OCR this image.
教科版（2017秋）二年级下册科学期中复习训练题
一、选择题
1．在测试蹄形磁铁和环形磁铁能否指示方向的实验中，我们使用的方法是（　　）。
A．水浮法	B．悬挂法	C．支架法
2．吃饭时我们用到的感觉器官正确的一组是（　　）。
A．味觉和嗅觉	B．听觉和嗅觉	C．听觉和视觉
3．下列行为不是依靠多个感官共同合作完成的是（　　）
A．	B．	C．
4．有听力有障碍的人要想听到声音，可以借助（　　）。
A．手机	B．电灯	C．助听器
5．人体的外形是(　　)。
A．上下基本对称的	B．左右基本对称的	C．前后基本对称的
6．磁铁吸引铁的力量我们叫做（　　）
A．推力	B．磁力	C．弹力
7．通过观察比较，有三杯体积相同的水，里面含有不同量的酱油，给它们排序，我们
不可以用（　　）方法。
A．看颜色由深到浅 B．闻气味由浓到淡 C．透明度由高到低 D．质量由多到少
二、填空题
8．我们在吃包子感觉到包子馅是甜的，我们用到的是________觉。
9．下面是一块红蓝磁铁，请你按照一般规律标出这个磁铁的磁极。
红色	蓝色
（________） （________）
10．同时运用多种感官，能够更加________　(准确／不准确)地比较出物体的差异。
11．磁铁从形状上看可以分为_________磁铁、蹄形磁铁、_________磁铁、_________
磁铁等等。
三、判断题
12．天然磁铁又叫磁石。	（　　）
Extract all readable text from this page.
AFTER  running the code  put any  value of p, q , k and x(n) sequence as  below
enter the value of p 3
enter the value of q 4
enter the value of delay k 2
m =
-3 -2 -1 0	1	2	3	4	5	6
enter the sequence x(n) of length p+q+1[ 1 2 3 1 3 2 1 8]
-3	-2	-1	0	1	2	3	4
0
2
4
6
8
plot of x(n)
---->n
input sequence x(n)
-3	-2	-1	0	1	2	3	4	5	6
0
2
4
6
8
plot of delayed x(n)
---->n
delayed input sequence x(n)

---------------

> **REQUIREMENTS**
In the entries above, find every line with the word "enter" and list it.

> **SOLUTION**
enter the value of p 3
enter the value of q 4
enter the value of delay k 2
enter the sequence x(n) of length p+q+1[ 1 2 3 1 3 2 1 8]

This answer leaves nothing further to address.